> [PROBLEM DESCRIPTION]:
In the rows from the line with "dropdown-option-3min[interactable]: 3分钟 xyxy=(213,432,451,471)" to the line with "sidebar-item-global[interactable]: 全局设置 xyxy=(31,87,132,131)", rename "radio-icon" to "radio-indicator". Return only those lines and leave everything else unchanged.

[Layout coordinate data]
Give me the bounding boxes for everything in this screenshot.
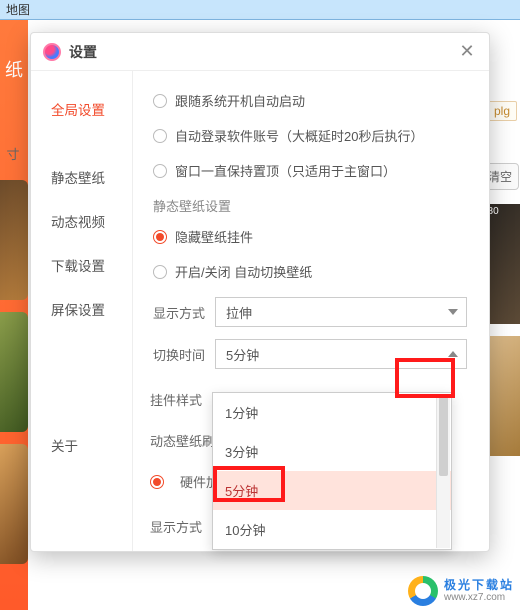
dropdown-option-3min[interactable]: 3分钟 xyxy=(213,432,451,471)
radio-icon xyxy=(153,265,167,279)
switch-time-dropdown: 1分钟 3分钟 5分钟 10分钟 xyxy=(212,392,452,550)
thumbnail[interactable] xyxy=(0,444,28,564)
section-static-wallpaper: 静态壁纸设置 xyxy=(153,196,467,215)
dropdown-option-5min[interactable]: 5分钟 xyxy=(213,471,451,510)
left-thumbnails xyxy=(0,180,28,580)
section-dynamic-prefix: 动态壁纸刷 xyxy=(150,431,215,450)
switch-time-select[interactable]: 5分钟 xyxy=(215,339,467,369)
close-button[interactable]: ✕ xyxy=(457,41,477,62)
dropdown-option-10min[interactable]: 10分钟 xyxy=(213,510,451,549)
left-rail-char: 纸 xyxy=(5,56,23,82)
sidebar: 全局设置 静态壁纸 动态视频 下载设置 屏保设置 关于 xyxy=(31,71,133,551)
chevron-down-icon xyxy=(448,309,458,315)
scrollbar-thumb[interactable] xyxy=(439,396,448,476)
sidebar-item-static[interactable]: 静态壁纸 xyxy=(31,155,132,199)
radio-icon xyxy=(153,164,167,178)
app-logo-icon xyxy=(43,43,61,61)
radio-icon xyxy=(153,94,167,108)
opt-hide-widget[interactable]: 隐藏壁纸挂件 xyxy=(153,227,467,246)
select-value: 拉伸 xyxy=(226,303,252,322)
radio-icon xyxy=(153,129,167,143)
sidebar-item-global[interactable]: 全局设置 xyxy=(31,87,132,131)
option-label: 开启/关闭 自动切换壁纸 xyxy=(175,262,312,281)
dropdown-option-1min[interactable]: 1分钟 xyxy=(213,393,451,432)
option-label: 跟随系统开机自动启动 xyxy=(175,91,305,110)
brand-name: 极光下载站 xyxy=(444,579,514,592)
brand-logo-icon xyxy=(408,576,438,606)
row-display-mode: 显示方式 拉伸 xyxy=(153,297,467,327)
thumbnail[interactable] xyxy=(0,180,28,300)
titlebar: 设置 ✕ xyxy=(31,33,489,71)
row-switch-time: 切换时间 5分钟 xyxy=(153,339,467,369)
sidebar-item-screensaver[interactable]: 屏保设置 xyxy=(31,287,132,331)
select-value: 5分钟 xyxy=(226,345,259,364)
opt-autostart[interactable]: 跟随系统开机自动启动 xyxy=(153,91,467,110)
sidebar-item-dynamic[interactable]: 动态视频 xyxy=(31,199,132,243)
radio-checked-icon xyxy=(150,475,164,489)
dialog-title: 设置 xyxy=(69,42,97,62)
display-mode-select[interactable]: 拉伸 xyxy=(215,297,467,327)
option-label: 隐藏壁纸挂件 xyxy=(175,227,253,246)
option-label: 窗口一直保持置顶（只适用于主窗口） xyxy=(175,161,396,180)
chevron-up-icon xyxy=(448,351,458,357)
field-label: 切换时间 xyxy=(153,345,215,364)
opt-autologin[interactable]: 自动登录软件账号（大概延时20秒后执行） xyxy=(153,126,467,145)
field-label: 挂件样式 xyxy=(150,390,202,409)
field-label: 显示方式 xyxy=(153,303,215,322)
desktop-tab: 地图 xyxy=(0,0,520,20)
sidebar-item-download[interactable]: 下载设置 xyxy=(31,243,132,287)
opt-auto-switch[interactable]: 开启/关闭 自动切换壁纸 xyxy=(153,262,467,281)
sidebar-item-about[interactable]: 关于 xyxy=(31,423,132,467)
watermark: 极光下载站 www.xz7.com xyxy=(408,576,514,606)
thumbnail[interactable] xyxy=(0,312,28,432)
opt-always-on-top[interactable]: 窗口一直保持置顶（只适用于主窗口） xyxy=(153,161,467,180)
dropdown-scrollbar[interactable] xyxy=(436,394,450,548)
brand-url: www.xz7.com xyxy=(444,592,514,603)
left-dim-label: 寸 xyxy=(0,144,26,163)
right-chip: plg xyxy=(487,101,517,121)
option-label: 自动登录软件账号（大概延时20秒后执行） xyxy=(175,126,423,145)
radio-checked-icon xyxy=(153,230,167,244)
field-label: 显示方式 xyxy=(150,517,202,536)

> [FINISHED TASK]:
dropdown-option-3min[interactable]: 3分钟 xyxy=(213,432,451,471)
radio-indicator xyxy=(153,265,167,279)
switch-time-dropdown: 1分钟 3分钟 5分钟 10分钟 xyxy=(212,392,452,550)
thumbnail[interactable] xyxy=(0,444,28,564)
section-static-wallpaper: 静态壁纸设置 xyxy=(153,196,467,215)
dropdown-option-5min[interactable]: 5分钟 xyxy=(213,471,451,510)
left-thumbnails xyxy=(0,180,28,580)
section-dynamic-prefix: 动态壁纸刷 xyxy=(150,431,215,450)
switch-time-select[interactable]: 5分钟 xyxy=(215,339,467,369)
close-button[interactable]: ✕ xyxy=(457,41,477,62)
dropdown-option-10min[interactable]: 10分钟 xyxy=(213,510,451,549)
left-rail-char: 纸 xyxy=(5,56,23,82)
sidebar: 全局设置 静态壁纸 动态视频 下载设置 屏保设置 关于 xyxy=(31,71,133,551)
chevron-down-icon xyxy=(448,309,458,315)
scrollbar-thumb[interactable] xyxy=(439,396,448,476)
sidebar-item-static[interactable]: 静态壁纸 xyxy=(31,155,132,199)
radio-indicator xyxy=(153,164,167,178)
app-logo-icon xyxy=(43,43,61,61)
radio-indicator xyxy=(153,94,167,108)
opt-hide-widget[interactable]: 隐藏壁纸挂件 xyxy=(153,227,467,246)
select-value: 拉伸 xyxy=(226,303,252,322)
radio-indicator xyxy=(153,129,167,143)
sidebar-item-global[interactable]: 全局设置 xyxy=(31,87,132,131)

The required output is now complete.